GIVEN REQUEST: Look through the data below. Collect every line where the word "года" occurs.

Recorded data
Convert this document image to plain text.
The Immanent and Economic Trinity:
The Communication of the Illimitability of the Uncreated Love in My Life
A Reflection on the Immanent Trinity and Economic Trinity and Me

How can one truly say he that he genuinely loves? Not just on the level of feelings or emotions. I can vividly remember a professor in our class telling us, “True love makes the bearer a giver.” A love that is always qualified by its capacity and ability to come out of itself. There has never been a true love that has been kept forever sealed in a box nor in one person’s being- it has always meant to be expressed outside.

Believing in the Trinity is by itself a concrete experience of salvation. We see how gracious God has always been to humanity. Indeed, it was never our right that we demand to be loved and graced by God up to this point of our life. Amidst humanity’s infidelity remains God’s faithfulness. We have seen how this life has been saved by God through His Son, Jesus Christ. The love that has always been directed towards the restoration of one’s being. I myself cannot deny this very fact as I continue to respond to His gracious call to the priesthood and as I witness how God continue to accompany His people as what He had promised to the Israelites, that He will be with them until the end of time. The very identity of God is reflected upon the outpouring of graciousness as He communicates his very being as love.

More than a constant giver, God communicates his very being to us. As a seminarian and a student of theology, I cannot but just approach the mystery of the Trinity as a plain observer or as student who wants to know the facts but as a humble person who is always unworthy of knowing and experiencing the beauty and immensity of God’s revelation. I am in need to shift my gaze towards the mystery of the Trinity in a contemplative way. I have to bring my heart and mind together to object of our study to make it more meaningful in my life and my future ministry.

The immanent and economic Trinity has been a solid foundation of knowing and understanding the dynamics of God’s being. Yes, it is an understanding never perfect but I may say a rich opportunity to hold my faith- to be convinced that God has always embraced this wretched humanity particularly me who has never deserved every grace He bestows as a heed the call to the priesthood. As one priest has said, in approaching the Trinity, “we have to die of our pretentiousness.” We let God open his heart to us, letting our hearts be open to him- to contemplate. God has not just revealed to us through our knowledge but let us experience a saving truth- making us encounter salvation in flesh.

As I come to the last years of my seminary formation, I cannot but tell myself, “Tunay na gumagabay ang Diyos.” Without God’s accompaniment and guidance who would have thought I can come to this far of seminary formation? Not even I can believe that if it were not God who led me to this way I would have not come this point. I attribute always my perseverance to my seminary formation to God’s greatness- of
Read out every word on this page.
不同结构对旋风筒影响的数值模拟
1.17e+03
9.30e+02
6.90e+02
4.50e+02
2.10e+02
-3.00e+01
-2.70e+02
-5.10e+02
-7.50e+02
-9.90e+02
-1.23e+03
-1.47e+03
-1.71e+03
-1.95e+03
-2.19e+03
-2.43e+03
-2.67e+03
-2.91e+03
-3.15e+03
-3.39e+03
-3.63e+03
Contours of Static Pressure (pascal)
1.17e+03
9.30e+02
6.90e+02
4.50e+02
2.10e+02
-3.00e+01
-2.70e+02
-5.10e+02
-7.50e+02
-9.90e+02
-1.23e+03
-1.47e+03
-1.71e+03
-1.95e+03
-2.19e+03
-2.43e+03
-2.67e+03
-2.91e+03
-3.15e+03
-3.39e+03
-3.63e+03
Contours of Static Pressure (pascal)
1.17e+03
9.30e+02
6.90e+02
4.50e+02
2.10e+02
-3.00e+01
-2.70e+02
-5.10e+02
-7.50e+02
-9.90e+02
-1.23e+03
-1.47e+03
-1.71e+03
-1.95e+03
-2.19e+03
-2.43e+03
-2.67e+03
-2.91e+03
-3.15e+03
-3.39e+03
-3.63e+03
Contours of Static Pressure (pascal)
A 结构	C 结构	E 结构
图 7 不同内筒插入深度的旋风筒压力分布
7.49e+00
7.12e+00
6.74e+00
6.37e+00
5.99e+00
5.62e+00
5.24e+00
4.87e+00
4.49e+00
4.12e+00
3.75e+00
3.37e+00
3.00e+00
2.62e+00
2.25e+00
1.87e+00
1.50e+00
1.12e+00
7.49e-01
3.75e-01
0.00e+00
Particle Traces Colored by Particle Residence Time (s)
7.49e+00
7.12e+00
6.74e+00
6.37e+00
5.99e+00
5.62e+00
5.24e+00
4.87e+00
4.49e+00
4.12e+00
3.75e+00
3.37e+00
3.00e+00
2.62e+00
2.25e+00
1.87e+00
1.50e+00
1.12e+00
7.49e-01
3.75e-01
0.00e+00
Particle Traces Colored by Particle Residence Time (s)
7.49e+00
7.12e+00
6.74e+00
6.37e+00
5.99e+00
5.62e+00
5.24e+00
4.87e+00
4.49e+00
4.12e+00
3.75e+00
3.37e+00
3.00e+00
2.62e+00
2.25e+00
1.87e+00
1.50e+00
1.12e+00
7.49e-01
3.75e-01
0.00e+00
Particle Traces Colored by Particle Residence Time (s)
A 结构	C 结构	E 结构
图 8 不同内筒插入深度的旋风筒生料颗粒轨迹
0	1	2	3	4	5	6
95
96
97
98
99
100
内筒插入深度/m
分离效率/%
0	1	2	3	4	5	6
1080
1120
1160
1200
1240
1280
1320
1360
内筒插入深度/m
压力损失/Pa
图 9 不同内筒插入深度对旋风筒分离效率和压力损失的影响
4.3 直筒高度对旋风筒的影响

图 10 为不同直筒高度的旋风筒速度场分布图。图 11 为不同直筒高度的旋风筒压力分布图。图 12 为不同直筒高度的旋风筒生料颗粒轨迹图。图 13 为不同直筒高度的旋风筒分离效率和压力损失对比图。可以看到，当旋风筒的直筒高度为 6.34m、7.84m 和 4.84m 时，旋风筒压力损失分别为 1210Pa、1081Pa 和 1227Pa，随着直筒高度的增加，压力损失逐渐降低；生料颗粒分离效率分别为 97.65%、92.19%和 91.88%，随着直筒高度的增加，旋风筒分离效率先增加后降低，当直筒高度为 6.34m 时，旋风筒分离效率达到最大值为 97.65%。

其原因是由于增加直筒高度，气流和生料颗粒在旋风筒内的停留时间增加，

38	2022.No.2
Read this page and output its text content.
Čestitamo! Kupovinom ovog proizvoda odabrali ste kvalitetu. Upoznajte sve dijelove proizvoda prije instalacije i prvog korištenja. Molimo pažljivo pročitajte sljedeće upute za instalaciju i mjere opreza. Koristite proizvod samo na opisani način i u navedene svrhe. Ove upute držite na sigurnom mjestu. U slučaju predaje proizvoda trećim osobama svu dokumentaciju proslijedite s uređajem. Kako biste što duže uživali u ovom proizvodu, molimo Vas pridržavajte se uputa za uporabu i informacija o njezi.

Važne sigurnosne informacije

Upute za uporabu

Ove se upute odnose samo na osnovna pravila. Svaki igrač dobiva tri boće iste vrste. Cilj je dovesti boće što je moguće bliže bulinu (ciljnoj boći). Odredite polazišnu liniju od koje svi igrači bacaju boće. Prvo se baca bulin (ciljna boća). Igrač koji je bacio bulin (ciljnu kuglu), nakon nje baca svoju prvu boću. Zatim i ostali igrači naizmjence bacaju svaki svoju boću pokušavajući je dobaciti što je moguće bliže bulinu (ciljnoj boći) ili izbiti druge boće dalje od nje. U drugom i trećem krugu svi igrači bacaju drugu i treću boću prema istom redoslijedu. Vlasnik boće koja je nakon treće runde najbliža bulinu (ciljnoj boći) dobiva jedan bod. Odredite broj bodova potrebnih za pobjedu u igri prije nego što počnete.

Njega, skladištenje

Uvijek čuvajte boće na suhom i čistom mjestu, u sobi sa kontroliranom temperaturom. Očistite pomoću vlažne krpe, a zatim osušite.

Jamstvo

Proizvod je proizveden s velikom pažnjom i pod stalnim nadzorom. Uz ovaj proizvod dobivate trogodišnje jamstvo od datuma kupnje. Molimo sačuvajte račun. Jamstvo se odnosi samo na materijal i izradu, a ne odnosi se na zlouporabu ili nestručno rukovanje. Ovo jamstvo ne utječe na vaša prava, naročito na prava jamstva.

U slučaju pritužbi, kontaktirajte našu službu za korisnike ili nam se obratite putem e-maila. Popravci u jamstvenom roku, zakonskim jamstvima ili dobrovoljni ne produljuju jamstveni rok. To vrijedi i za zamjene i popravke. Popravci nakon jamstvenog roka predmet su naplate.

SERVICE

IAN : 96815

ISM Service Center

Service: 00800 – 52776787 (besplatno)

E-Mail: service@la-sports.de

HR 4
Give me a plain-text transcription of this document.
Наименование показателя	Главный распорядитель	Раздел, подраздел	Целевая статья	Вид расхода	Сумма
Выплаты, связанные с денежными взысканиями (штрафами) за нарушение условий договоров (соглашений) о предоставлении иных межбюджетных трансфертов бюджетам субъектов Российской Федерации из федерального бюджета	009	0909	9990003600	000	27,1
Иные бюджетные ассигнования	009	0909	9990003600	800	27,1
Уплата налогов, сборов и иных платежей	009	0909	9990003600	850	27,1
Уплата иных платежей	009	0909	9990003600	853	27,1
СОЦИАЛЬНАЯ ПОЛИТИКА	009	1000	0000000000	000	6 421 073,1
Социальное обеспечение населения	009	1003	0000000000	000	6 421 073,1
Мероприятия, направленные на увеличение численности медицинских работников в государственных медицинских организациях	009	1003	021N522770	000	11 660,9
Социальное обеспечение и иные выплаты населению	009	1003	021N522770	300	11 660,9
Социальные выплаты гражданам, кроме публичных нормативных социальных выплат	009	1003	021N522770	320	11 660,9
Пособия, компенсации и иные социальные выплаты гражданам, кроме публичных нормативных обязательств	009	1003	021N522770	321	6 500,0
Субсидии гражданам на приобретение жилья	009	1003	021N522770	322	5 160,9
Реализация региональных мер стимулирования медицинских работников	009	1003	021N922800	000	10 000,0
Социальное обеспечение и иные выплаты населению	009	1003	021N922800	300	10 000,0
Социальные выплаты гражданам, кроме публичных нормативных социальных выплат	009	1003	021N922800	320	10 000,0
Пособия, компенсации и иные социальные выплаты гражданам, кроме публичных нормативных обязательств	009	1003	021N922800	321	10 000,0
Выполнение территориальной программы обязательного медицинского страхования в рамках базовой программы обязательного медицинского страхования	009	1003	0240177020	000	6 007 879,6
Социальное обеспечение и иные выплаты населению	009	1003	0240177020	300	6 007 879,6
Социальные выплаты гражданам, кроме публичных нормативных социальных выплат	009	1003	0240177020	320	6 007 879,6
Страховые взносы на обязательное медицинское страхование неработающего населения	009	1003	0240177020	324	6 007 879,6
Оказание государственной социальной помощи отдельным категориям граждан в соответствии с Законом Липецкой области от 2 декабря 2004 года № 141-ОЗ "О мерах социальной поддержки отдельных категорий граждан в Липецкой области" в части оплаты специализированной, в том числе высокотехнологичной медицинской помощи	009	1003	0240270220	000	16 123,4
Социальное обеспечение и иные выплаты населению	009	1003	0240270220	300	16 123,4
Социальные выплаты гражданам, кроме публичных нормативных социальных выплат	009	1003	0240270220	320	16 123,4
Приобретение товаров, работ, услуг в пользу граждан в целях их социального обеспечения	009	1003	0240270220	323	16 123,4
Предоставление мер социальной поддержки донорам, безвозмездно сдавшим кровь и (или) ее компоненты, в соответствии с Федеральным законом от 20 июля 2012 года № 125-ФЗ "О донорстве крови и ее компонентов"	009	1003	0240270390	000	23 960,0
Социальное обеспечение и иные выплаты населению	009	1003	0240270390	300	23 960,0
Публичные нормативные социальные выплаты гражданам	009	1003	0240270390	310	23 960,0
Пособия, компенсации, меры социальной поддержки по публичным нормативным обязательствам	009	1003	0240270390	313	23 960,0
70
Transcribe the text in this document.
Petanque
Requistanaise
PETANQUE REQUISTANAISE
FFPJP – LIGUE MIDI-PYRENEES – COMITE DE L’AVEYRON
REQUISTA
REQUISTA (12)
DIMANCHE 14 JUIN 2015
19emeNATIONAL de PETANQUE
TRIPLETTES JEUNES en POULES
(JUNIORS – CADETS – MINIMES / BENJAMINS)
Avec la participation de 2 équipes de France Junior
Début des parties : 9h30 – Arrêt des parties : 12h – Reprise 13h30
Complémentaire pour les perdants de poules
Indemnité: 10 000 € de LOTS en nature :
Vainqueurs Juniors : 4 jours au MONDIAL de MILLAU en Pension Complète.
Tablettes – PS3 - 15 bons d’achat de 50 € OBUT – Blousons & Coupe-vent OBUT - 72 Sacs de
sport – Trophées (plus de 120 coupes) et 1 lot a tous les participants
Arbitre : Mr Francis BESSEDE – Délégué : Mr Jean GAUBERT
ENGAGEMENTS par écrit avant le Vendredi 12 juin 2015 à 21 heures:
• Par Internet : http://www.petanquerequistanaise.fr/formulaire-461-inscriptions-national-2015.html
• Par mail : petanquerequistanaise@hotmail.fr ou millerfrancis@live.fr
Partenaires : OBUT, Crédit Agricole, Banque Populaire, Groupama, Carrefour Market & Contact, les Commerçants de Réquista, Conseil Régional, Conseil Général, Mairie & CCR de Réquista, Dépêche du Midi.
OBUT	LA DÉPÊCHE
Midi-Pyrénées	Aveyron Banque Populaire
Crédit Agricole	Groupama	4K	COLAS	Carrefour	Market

COMPLETE OUTPUT:
Оказание государственной социальной помощи отдельным категориям граждан в соответствии с Законом Липецкой области от 2 декабря 2004 года № 141-ОЗ "О мерах социальной поддержки отдельных категорий граждан в Липецкой области" в части оплаты специализированной, в том числе высокотехнологичной медицинской помощи	009	1003	0240270220	000	16 123,4
Предоставление мер социальной поддержки донорам, безвозмездно сдавшим кровь и (или) ее компоненты, в соответствии с Федеральным законом от 20 июля 2012 года № 125-ФЗ "О донорстве крови и ее компонентов"	009	1003	0240270390	000	23 960,0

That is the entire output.